→ Task statement: In the listing that follows, how many lines contain "coordinate"? Give the number only.

-- -- --

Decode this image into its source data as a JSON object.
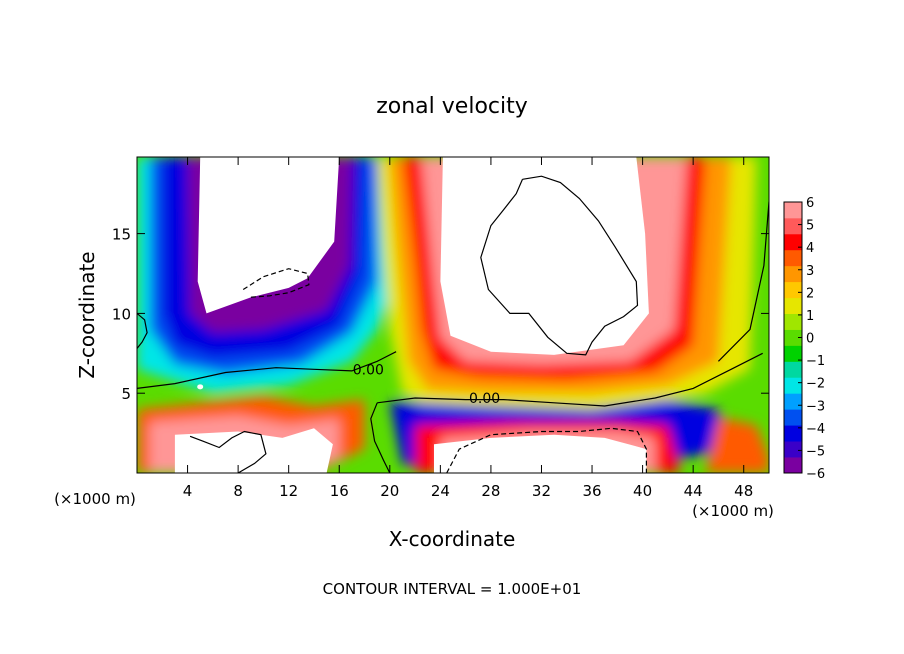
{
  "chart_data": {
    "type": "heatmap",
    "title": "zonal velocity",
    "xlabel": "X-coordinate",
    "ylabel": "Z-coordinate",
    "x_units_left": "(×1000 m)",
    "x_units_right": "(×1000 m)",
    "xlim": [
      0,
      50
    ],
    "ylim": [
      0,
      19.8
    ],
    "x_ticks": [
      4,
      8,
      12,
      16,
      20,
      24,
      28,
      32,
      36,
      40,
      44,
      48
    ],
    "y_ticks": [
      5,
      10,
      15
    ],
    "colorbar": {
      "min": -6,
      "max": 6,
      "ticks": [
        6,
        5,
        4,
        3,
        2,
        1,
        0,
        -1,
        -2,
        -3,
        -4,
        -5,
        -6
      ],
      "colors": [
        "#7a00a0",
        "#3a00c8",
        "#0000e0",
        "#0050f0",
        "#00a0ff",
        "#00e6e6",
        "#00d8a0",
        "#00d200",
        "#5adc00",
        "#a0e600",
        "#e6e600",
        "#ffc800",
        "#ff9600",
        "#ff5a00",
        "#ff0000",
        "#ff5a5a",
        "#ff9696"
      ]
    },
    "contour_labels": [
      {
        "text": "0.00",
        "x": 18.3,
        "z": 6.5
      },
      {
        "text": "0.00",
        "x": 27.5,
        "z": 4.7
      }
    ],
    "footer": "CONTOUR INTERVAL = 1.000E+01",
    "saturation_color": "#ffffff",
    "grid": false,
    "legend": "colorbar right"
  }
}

-- -- --

→ Solution to this task: 2